• [Short problem] Without including any pictures, copy each entry below exactly.

Collection entries:
########

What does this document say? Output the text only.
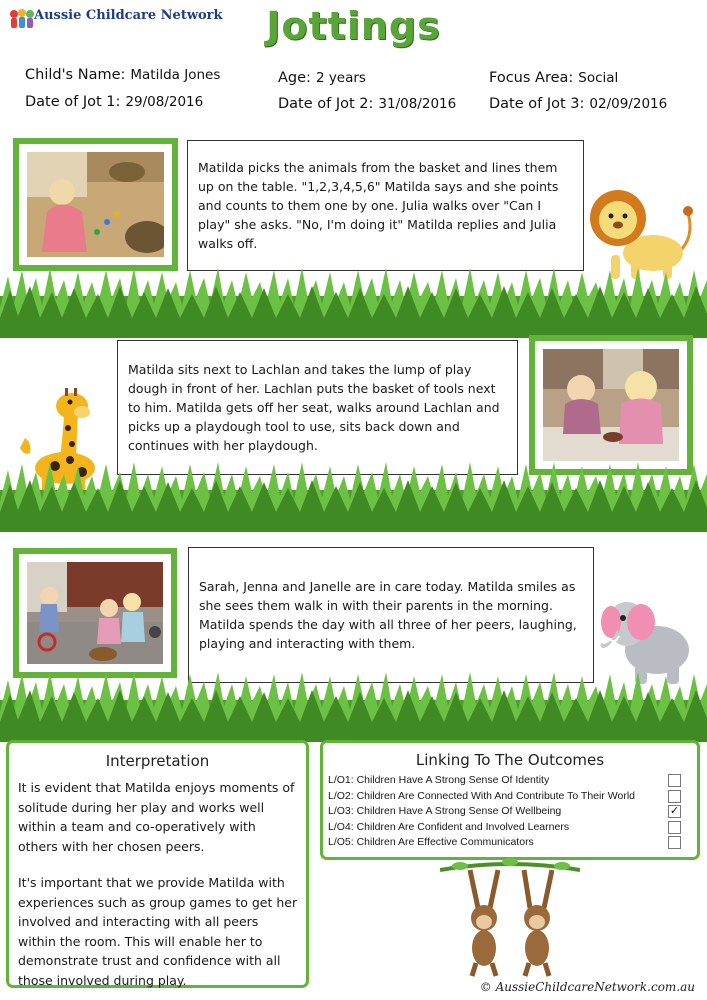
Aussie Childcare Network	Jottings
Child's Name: Matilda Jones	Age: 2 years	Focus Area: Social
Date of Jot 1: 29/08/2016	Date of Jot 2: 31/08/2016 Date of Jot 3: 02/09/2016
Matilda picks the animals from the basket and lines them up on the table. "1,2,3,4,5,6" Matilda says and she points and counts to them one by one. Julia walks over "Can I play" she asks. "No, I'm doing it" Matilda replies and Julia walks off.
Matilda sits next to Lachlan and takes the lump of play dough in front of her. Lachlan puts the basket of tools next to him. Matilda gets off her seat, walks around Lachlan and picks up a playdough tool to use, sits back down and continues with her playdough.
Sarah, Jenna and Janelle are in care today. Matilda smiles as she sees them walk in with their parents in the morning. Matilda spends the day with all three of her peers, laughing, playing and interacting with them.
Interpretation
It is evident that Matilda enjoys moments of solitude during her play and works well within a team and co-operatively with others with her chosen peers.
It's important that we provide Matilda with experiences such as group games to get her involved and interacting with all peers within the room. This will enable her to demonstrate trust and confidence with all those involved during play.
Linking To The Outcomes
L/O1: Children Have A Strong Sense Of Identity
L/O2: Children Are Connected With And Contribute To Their World
L/O3: Children Have A Strong Sense Of Wellbeing	✓
L/O4: Children Are Confident and Involved Learners
L/O5: Children Are Effective Communicators
© AussieChildcareNetwork.com.au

########

• [Answer to the task]
What does this document say? Output the text only.
Aussie Childcare Network	Jottings
Child's Name: Matilda Jones	Age: 2 years	Focus Area: Social
Date of Jot 1: 29/08/2016	Date of Jot 2: 31/08/2016 Date of Jot 3: 02/09/2016
Matilda picks the animals from the basket and lines them up on the table. "1,2,3,4,5,6" Matilda says and she points and counts to them one by one. Julia walks over "Can I play" she asks. "No, I'm doing it" Matilda replies and Julia walks off.
Matilda sits next to Lachlan and takes the lump of play dough in front of her. Lachlan puts the basket of tools next to him. Matilda gets off her seat, walks around Lachlan and picks up a playdough tool to use, sits back down and continues with her playdough.
Sarah, Jenna and Janelle are in care today. Matilda smiles as she sees them walk in with their parents in the morning. Matilda spends the day with all three of her peers, laughing, playing and interacting with them.
Interpretation
It is evident that Matilda enjoys moments of solitude during her play and works well within a team and co-operatively with others with her chosen peers.
It's important that we provide Matilda with experiences such as group games to get her involved and interacting with all peers within the room. This will enable her to demonstrate trust and confidence with all those involved during play.
Linking To The Outcomes
L/O1: Children Have A Strong Sense Of Identity
L/O2: Children Are Connected With And Contribute To Their World
L/O3: Children Have A Strong Sense Of Wellbeing	✓
L/O4: Children Are Confident and Involved Learners
L/O5: Children Are Effective Communicators
© AussieChildcareNetwork.com.au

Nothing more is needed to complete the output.